[Saved data entries]
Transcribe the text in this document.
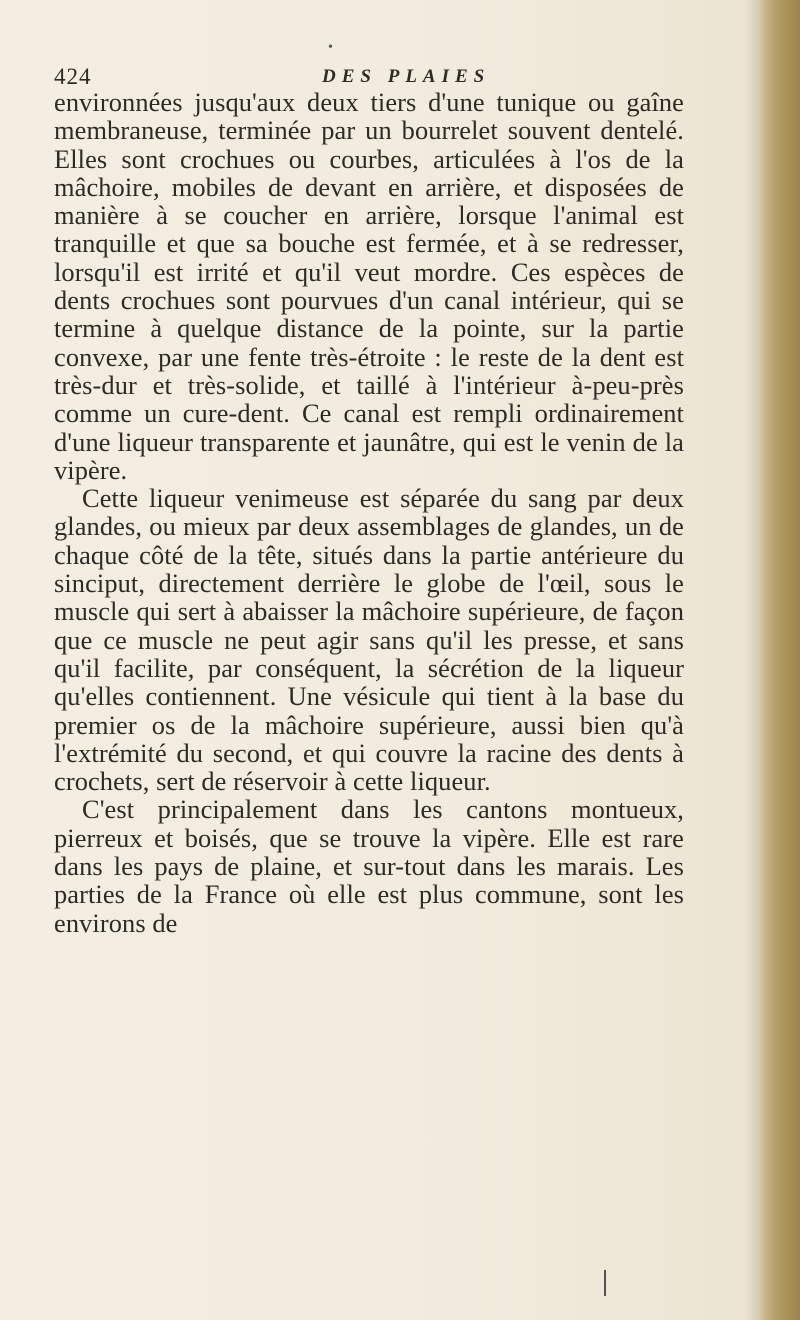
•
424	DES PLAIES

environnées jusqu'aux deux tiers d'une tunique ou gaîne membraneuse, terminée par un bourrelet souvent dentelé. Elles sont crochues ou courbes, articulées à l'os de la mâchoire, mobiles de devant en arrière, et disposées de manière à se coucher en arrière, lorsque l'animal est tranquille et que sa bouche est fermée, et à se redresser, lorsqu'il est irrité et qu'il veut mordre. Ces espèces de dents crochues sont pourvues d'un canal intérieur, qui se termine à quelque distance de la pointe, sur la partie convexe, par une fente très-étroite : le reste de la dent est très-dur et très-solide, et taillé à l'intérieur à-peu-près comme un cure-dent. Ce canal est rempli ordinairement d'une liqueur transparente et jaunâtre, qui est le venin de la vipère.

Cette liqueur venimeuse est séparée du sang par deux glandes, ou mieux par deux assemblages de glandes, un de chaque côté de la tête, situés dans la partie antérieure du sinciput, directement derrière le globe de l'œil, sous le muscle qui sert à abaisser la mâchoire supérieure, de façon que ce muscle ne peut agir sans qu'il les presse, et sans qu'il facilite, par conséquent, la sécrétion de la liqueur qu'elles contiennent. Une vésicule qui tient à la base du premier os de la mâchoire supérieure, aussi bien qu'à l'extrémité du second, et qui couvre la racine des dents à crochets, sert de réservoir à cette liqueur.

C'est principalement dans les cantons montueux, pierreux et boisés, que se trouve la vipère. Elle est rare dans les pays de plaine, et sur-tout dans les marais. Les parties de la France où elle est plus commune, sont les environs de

### WHAT YOU NEED TO DO
Repeat the material exactly as it reads, without any of its pictures.

### FULL RESPONSE
Transcribe the text in this document.
•
424	DES PLAIES

environnées jusqu'aux deux tiers d'une tunique ou gaîne membraneuse, terminée par un bourrelet souvent dentelé. Elles sont crochues ou courbes, articulées à l'os de la mâchoire, mobiles de devant en arrière, et disposées de manière à se coucher en arrière, lorsque l'animal est tranquille et que sa bouche est fermée, et à se redresser, lorsqu'il est irrité et qu'il veut mordre. Ces espèces de dents crochues sont pourvues d'un canal intérieur, qui se termine à quelque distance de la pointe, sur la partie convexe, par une fente très-étroite : le reste de la dent est très-dur et très-solide, et taillé à l'intérieur à-peu-près comme un cure-dent. Ce canal est rempli ordinairement d'une liqueur transparente et jaunâtre, qui est le venin de la vipère.

Cette liqueur venimeuse est séparée du sang par deux glandes, ou mieux par deux assemblages de glandes, un de chaque côté de la tête, situés dans la partie antérieure du sinciput, directement derrière le globe de l'œil, sous le muscle qui sert à abaisser la mâchoire supérieure, de façon que ce muscle ne peut agir sans qu'il les presse, et sans qu'il facilite, par conséquent, la sécrétion de la liqueur qu'elles contiennent. Une vésicule qui tient à la base du premier os de la mâchoire supérieure, aussi bien qu'à l'extrémité du second, et qui couvre la racine des dents à crochets, sert de réservoir à cette liqueur.

C'est principalement dans les cantons montueux, pierreux et boisés, que se trouve la vipère. Elle est rare dans les pays de plaine, et sur-tout dans les marais. Les parties de la France où elle est plus commune, sont les environs de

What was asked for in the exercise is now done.